(WHAT THIS TASK INVOLVES): Wherever a line below holds the word "target", copy that line.

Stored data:
○ ○ ○ ○ ○

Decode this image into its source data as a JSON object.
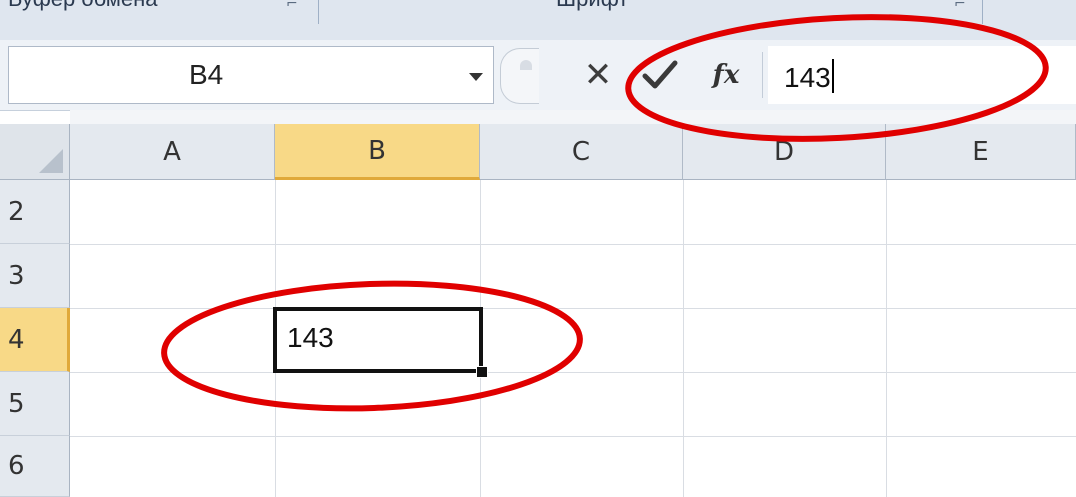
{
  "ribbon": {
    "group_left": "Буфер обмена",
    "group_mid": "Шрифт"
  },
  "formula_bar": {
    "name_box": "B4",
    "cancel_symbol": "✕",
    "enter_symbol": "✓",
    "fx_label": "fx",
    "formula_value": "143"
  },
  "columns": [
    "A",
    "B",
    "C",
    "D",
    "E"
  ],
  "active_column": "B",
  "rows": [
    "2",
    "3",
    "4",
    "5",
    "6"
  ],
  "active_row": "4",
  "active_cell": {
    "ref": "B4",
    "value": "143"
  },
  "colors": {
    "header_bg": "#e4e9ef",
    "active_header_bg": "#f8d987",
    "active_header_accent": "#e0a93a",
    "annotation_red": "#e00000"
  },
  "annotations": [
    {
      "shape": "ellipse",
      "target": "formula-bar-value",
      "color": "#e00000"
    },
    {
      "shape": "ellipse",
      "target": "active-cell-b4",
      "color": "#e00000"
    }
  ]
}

○ ○ ○ ○ ○

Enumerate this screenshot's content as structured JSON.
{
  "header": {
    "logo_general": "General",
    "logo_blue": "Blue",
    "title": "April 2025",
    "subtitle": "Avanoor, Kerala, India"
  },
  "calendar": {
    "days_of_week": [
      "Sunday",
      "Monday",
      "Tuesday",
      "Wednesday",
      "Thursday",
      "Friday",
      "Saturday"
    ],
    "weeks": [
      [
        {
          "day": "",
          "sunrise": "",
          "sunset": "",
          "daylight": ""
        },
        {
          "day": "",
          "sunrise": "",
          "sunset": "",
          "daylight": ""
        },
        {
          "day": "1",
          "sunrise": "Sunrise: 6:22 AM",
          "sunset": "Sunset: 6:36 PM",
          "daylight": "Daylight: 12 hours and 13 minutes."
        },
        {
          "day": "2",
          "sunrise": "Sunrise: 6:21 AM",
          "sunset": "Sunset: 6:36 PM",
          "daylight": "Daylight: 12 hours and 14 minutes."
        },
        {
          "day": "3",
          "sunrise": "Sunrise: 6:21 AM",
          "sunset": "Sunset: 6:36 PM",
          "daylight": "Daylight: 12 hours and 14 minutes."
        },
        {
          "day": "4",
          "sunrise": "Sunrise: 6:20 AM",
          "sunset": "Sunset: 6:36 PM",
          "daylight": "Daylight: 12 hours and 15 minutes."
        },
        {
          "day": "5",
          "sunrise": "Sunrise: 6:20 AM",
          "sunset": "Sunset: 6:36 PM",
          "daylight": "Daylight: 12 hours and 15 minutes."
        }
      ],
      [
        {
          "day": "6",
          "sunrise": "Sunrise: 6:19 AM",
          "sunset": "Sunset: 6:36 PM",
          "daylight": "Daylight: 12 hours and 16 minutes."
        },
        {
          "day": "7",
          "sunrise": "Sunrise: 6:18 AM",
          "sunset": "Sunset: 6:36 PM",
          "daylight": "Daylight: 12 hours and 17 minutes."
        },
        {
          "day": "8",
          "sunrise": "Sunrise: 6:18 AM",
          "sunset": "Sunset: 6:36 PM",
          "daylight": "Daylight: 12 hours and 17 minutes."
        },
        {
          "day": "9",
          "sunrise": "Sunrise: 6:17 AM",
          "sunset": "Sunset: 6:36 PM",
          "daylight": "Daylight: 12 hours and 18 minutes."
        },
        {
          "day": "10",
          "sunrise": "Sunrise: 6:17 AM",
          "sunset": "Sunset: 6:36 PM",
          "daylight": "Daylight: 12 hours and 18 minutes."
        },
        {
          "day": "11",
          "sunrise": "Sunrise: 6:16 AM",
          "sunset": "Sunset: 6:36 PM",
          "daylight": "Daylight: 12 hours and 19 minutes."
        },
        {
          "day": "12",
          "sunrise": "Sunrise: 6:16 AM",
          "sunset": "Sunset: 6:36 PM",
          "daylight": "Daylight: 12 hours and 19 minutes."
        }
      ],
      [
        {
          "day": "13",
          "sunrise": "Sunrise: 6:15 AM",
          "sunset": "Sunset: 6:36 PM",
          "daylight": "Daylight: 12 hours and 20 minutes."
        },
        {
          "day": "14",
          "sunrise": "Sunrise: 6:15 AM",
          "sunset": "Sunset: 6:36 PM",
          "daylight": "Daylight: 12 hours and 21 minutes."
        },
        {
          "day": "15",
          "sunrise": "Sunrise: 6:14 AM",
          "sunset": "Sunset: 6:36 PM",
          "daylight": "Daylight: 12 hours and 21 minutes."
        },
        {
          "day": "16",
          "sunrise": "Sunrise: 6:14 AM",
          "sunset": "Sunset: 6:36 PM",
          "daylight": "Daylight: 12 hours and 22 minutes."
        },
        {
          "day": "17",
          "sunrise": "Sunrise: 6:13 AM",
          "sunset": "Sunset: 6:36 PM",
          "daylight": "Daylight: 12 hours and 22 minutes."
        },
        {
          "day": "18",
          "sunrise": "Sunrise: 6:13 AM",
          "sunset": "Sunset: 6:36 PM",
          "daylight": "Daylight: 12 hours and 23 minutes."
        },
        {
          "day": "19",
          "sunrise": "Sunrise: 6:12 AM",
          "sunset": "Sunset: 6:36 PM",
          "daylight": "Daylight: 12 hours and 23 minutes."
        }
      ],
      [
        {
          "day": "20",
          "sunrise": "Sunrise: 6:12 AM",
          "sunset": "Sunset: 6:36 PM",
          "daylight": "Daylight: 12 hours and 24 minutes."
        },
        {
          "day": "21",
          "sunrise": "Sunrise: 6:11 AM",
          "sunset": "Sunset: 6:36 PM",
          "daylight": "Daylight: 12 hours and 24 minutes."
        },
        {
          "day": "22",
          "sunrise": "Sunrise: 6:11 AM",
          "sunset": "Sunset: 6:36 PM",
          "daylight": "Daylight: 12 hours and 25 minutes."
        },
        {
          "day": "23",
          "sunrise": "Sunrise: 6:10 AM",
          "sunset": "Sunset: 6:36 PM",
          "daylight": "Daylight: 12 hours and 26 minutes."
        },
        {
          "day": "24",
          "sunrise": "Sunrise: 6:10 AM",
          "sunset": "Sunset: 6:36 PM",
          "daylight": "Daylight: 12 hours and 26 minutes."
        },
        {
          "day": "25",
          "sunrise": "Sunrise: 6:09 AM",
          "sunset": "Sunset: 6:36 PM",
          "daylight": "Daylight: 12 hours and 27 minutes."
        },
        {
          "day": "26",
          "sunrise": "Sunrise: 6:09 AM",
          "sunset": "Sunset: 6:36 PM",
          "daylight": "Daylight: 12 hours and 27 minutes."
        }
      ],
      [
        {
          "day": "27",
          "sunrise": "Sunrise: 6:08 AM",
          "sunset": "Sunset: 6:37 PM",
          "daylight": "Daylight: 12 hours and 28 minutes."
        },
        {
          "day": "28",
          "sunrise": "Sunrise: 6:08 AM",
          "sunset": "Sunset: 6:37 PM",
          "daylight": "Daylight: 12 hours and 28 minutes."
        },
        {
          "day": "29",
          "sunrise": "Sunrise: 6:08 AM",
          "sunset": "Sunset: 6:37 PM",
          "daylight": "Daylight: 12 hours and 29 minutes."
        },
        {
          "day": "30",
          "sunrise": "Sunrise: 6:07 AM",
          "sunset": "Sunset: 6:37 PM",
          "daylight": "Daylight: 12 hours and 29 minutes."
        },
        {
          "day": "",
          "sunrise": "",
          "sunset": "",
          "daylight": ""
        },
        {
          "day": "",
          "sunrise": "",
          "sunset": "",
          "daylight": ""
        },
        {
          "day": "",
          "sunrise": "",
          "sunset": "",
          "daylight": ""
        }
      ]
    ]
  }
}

○ ○ ○ ○ ○

(EXERCISE ANSWER):
      "target": "formula-bar-value",
      "target": "active-cell-b4",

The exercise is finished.